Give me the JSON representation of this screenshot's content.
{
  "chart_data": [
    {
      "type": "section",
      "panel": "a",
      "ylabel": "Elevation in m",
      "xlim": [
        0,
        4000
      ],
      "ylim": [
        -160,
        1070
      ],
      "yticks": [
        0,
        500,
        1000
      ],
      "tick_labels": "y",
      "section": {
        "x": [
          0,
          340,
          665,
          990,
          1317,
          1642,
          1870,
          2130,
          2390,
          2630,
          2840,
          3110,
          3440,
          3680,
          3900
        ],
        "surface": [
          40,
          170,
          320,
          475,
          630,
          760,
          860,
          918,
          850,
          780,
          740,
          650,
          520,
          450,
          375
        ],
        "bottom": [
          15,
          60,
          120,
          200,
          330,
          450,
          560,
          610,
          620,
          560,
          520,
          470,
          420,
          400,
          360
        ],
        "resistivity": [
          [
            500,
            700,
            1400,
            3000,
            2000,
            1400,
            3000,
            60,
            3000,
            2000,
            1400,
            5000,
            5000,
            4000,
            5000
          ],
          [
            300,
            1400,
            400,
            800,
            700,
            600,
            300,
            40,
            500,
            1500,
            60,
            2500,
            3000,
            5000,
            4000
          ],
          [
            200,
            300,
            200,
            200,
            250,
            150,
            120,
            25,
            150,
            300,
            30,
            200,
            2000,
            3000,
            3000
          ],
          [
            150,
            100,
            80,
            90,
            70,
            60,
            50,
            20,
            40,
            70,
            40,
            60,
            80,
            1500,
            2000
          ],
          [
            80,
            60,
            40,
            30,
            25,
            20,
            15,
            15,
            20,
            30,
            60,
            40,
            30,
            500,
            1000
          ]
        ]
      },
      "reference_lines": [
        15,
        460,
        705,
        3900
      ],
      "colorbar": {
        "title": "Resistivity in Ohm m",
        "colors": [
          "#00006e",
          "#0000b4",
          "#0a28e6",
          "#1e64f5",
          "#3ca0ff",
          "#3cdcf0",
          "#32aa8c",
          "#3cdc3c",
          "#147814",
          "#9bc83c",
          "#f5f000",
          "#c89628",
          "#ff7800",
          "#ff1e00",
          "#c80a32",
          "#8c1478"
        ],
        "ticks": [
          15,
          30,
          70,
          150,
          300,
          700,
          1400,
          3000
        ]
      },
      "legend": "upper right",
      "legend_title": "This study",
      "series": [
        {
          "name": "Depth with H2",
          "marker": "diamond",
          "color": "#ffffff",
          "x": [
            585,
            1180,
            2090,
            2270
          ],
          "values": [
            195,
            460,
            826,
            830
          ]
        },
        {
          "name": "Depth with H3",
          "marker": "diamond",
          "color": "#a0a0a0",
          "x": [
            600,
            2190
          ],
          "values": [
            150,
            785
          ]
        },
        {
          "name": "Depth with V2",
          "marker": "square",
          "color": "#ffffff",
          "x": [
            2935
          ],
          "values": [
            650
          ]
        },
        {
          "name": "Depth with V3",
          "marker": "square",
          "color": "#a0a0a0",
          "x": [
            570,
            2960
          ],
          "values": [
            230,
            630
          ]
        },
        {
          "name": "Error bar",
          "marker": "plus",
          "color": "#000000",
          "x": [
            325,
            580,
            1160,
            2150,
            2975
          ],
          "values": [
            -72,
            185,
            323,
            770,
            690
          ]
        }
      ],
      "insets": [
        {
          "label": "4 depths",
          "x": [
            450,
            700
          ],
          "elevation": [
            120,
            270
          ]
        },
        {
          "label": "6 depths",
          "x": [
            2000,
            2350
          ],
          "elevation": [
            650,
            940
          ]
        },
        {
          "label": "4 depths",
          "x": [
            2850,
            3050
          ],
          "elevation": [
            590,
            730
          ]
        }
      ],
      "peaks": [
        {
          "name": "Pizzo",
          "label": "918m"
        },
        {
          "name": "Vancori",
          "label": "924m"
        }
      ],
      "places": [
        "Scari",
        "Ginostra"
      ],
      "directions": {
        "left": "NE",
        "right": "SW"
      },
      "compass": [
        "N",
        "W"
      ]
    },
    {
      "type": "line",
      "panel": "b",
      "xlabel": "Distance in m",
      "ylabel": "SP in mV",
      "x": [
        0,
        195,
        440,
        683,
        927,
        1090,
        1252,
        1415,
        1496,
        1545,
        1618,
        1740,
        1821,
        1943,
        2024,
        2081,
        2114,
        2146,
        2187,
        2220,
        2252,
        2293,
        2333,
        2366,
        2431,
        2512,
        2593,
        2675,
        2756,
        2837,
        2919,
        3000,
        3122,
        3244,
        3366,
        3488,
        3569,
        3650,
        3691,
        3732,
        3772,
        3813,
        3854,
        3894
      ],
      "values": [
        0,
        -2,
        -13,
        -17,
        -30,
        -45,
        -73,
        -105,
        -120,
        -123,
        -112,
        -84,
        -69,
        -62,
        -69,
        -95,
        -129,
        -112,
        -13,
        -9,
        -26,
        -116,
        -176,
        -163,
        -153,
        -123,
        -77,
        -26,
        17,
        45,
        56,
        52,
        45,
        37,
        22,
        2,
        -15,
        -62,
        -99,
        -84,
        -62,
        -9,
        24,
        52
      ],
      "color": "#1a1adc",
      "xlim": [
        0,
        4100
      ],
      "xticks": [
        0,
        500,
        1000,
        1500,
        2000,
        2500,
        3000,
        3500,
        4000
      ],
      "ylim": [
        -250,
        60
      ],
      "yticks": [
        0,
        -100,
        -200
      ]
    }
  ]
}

◆ THE TASK:
Restate the whole listing exactly, leaving out nothing.

◆ THE SOLUTION:
Give me the JSON representation of this screenshot's content.
{
  "chart_data": [
    {
      "type": "section",
      "panel": "a",
      "ylabel": "Elevation in m",
      "xlim": [
        0,
        4000
      ],
      "ylim": [
        -160,
        1070
      ],
      "yticks": [
        0,
        500,
        1000
      ],
      "tick_labels": "y",
      "section": {
        "x": [
          0,
          340,
          665,
          990,
          1317,
          1642,
          1870,
          2130,
          2390,
          2630,
          2840,
          3110,
          3440,
          3680,
          3900
        ],
        "surface": [
          40,
          170,
          320,
          475,
          630,
          760,
          860,
          918,
          850,
          780,
          740,
          650,
          520,
          450,
          375
        ],
        "bottom": [
          15,
          60,
          120,
          200,
          330,
          450,
          560,
          610,
          620,
          560,
          520,
          470,
          420,
          400,
          360
        ],
        "resistivity": [
          [
            500,
            700,
            1400,
            3000,
            2000,
            1400,
            3000,
            60,
            3000,
            2000,
            1400,
            5000,
            5000,
            4000,
            5000
          ],
          [
            300,
            1400,
            400,
            800,
            700,
            600,
            300,
            40,
            500,
            1500,
            60,
            2500,
            3000,
            5000,
            4000
          ],
          [
            200,
            300,
            200,
            200,
            250,
            150,
            120,
            25,
            150,
            300,
            30,
            200,
            2000,
            3000,
            3000
          ],
          [
            150,
            100,
            80,
            90,
            70,
            60,
            50,
            20,
            40,
            70,
            40,
            60,
            80,
            1500,
            2000
          ],
          [
            80,
            60,
            40,
            30,
            25,
            20,
            15,
            15,
            20,
            30,
            60,
            40,
            30,
            500,
            1000
          ]
        ]
      },
      "reference_lines": [
        15,
        460,
        705,
        3900
      ],
      "colorbar": {
        "title": "Resistivity in Ohm m",
        "colors": [
          "#00006e",
          "#0000b4",
          "#0a28e6",
          "#1e64f5",
          "#3ca0ff",
          "#3cdcf0",
          "#32aa8c",
          "#3cdc3c",
          "#147814",
          "#9bc83c",
          "#f5f000",
          "#c89628",
          "#ff7800",
          "#ff1e00",
          "#c80a32",
          "#8c1478"
        ],
        "ticks": [
          15,
          30,
          70,
          150,
          300,
          700,
          1400,
          3000
        ]
      },
      "legend": "upper right",
      "legend_title": "This study",
      "series": [
        {
          "name": "Depth with H2",
          "marker": "diamond",
          "color": "#ffffff",
          "x": [
            585,
            1180,
            2090,
            2270
          ],
          "values": [
            195,
            460,
            826,
            830
          ]
        },
        {
          "name": "Depth with H3",
          "marker": "diamond",
          "color": "#a0a0a0",
          "x": [
            600,
            2190
          ],
          "values": [
            150,
            785
          ]
        },
        {
          "name": "Depth with V2",
          "marker": "square",
          "color": "#ffffff",
          "x": [
            2935
          ],
          "values": [
            650
          ]
        },
        {
          "name": "Depth with V3",
          "marker": "square",
          "color": "#a0a0a0",
          "x": [
            570,
            2960
          ],
          "values": [
            230,
            630
          ]
        },
        {
          "name": "Error bar",
          "marker": "plus",
          "color": "#000000",
          "x": [
            325,
            580,
            1160,
            2150,
            2975
          ],
          "values": [
            -72,
            185,
            323,
            770,
            690
          ]
        }
      ],
      "insets": [
        {
          "label": "4 depths",
          "x": [
            450,
            700
          ],
          "elevation": [
            120,
            270
          ]
        },
        {
          "label": "6 depths",
          "x": [
            2000,
            2350
          ],
          "elevation": [
            650,
            940
          ]
        },
        {
          "label": "4 depths",
          "x": [
            2850,
            3050
          ],
          "elevation": [
            590,
            730
          ]
        }
      ],
      "peaks": [
        {
          "name": "Pizzo",
          "label": "918m"
        },
        {
          "name": "Vancori",
          "label": "924m"
        }
      ],
      "places": [
        "Scari",
        "Ginostra"
      ],
      "directions": {
        "left": "NE",
        "right": "SW"
      },
      "compass": [
        "N",
        "W"
      ]
    },
    {
      "type": "line",
      "panel": "b",
      "xlabel": "Distance in m",
      "ylabel": "SP in mV",
      "x": [
        0,
        195,
        440,
        683,
        927,
        1090,
        1252,
        1415,
        1496,
        1545,
        1618,
        1740,
        1821,
        1943,
        2024,
        2081,
        2114,
        2146,
        2187,
        2220,
        2252,
        2293,
        2333,
        2366,
        2431,
        2512,
        2593,
        2675,
        2756,
        2837,
        2919,
        3000,
        3122,
        3244,
        3366,
        3488,
        3569,
        3650,
        3691,
        3732,
        3772,
        3813,
        3854,
        3894
      ],
      "values": [
        0,
        -2,
        -13,
        -17,
        -30,
        -45,
        -73,
        -105,
        -120,
        -123,
        -112,
        -84,
        -69,
        -62,
        -69,
        -95,
        -129,
        -112,
        -13,
        -9,
        -26,
        -116,
        -176,
        -163,
        -153,
        -123,
        -77,
        -26,
        17,
        45,
        56,
        52,
        45,
        37,
        22,
        2,
        -15,
        -62,
        -99,
        -84,
        -62,
        -9,
        24,
        52
      ],
      "color": "#1a1adc",
      "xlim": [
        0,
        4100
      ],
      "xticks": [
        0,
        500,
        1000,
        1500,
        2000,
        2500,
        3000,
        3500,
        4000
      ],
      "ylim": [
        -250,
        60
      ],
      "yticks": [
        0,
        -100,
        -200
      ]
    }
  ]
}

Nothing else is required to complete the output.